Dataset entries:
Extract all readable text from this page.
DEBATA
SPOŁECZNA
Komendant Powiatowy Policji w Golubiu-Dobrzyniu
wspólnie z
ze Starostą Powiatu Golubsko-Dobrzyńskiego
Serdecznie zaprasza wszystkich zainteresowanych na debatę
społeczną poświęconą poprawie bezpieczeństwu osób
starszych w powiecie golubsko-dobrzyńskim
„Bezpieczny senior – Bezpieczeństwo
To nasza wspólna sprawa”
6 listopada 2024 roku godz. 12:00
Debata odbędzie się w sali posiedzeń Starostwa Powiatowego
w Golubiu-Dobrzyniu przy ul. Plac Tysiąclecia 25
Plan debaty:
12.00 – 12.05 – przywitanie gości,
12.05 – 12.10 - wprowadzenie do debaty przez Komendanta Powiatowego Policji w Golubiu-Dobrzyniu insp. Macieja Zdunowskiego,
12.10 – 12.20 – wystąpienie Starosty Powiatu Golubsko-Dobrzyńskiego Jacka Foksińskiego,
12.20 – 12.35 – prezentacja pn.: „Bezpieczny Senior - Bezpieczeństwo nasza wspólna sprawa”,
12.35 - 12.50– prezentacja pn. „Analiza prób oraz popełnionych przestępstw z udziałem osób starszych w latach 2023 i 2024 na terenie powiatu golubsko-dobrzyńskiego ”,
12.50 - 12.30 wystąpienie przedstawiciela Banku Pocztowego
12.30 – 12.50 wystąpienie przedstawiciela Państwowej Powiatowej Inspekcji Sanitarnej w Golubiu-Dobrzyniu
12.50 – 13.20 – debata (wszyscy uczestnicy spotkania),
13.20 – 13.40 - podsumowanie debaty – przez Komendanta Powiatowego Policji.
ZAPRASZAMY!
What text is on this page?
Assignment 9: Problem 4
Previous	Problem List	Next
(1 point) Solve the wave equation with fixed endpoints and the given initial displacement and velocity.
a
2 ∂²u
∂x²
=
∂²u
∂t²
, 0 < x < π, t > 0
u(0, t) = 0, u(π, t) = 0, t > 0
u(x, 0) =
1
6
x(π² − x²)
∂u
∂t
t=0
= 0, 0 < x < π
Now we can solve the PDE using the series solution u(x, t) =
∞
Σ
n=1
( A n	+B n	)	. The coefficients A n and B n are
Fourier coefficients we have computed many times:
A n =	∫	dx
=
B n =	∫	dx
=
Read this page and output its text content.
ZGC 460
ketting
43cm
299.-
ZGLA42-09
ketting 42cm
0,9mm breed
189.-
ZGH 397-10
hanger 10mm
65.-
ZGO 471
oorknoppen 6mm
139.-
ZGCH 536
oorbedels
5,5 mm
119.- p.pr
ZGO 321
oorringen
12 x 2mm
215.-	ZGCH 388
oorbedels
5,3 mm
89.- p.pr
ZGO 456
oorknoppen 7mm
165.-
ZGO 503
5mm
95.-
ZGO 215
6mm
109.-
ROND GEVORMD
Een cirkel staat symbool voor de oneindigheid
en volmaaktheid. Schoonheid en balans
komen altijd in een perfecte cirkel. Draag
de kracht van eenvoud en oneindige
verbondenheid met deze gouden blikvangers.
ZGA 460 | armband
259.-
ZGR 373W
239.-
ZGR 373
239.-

Task description:
Everything in the listing above should be restated exactly.

Response to this exercise:
Extract all readable text from this page.
DEBATA
SPOŁECZNA
Komendant Powiatowy Policji w Golubiu-Dobrzyniu
wspólnie z
ze Starostą Powiatu Golubsko-Dobrzyńskiego
Serdecznie zaprasza wszystkich zainteresowanych na debatę
społeczną poświęconą poprawie bezpieczeństwu osób
starszych w powiecie golubsko-dobrzyńskim
„Bezpieczny senior – Bezpieczeństwo
To nasza wspólna sprawa”
6 listopada 2024 roku godz. 12:00
Debata odbędzie się w sali posiedzeń Starostwa Powiatowego
w Golubiu-Dobrzyniu przy ul. Plac Tysiąclecia 25
Plan debaty:
12.00 – 12.05 – przywitanie gości,
12.05 – 12.10 - wprowadzenie do debaty przez Komendanta Powiatowego Policji w Golubiu-Dobrzyniu insp. Macieja Zdunowskiego,
12.10 – 12.20 – wystąpienie Starosty Powiatu Golubsko-Dobrzyńskiego Jacka Foksińskiego,
12.20 – 12.35 – prezentacja pn.: „Bezpieczny Senior - Bezpieczeństwo nasza wspólna sprawa”,
12.35 - 12.50– prezentacja pn. „Analiza prób oraz popełnionych przestępstw z udziałem osób starszych w latach 2023 i 2024 na terenie powiatu golubsko-dobrzyńskiego ”,
12.50 - 12.30 wystąpienie przedstawiciela Banku Pocztowego
12.30 – 12.50 wystąpienie przedstawiciela Państwowej Powiatowej Inspekcji Sanitarnej w Golubiu-Dobrzyniu
12.50 – 13.20 – debata (wszyscy uczestnicy spotkania),
13.20 – 13.40 - podsumowanie debaty – przez Komendanta Powiatowego Policji.
ZAPRASZAMY!
What text is on this page?
Assignment 9: Problem 4
Previous	Problem List	Next
(1 point) Solve the wave equation with fixed endpoints and the given initial displacement and velocity.
a
2 ∂²u
∂x²
=
∂²u
∂t²
, 0 < x < π, t > 0
u(0, t) = 0, u(π, t) = 0, t > 0
u(x, 0) =
1
6
x(π² − x²)
∂u
∂t
t=0
= 0, 0 < x < π
Now we can solve the PDE using the series solution u(x, t) =
∞
Σ
n=1
( A n	+B n	)	. The coefficients A n and B n are
Fourier coefficients we have computed many times:
A n =	∫	dx
=
B n =	∫	dx
=
Read this page and output its text content.
ZGC 460
ketting
43cm
299.-
ZGLA42-09
ketting 42cm
0,9mm breed
189.-
ZGH 397-10
hanger 10mm
65.-
ZGO 471
oorknoppen 6mm
139.-
ZGCH 536
oorbedels
5,5 mm
119.- p.pr
ZGO 321
oorringen
12 x 2mm
215.-	ZGCH 388
oorbedels
5,3 mm
89.- p.pr
ZGO 456
oorknoppen 7mm
165.-
ZGO 503
5mm
95.-
ZGO 215
6mm
109.-
ROND GEVORMD
Een cirkel staat symbool voor de oneindigheid
en volmaaktheid. Schoonheid en balans
komen altijd in een perfecte cirkel. Draag
de kracht van eenvoud en oneindige
verbondenheid met deze gouden blikvangers.
ZGA 460 | armband
259.-
ZGR 373W
239.-
ZGR 373
239.-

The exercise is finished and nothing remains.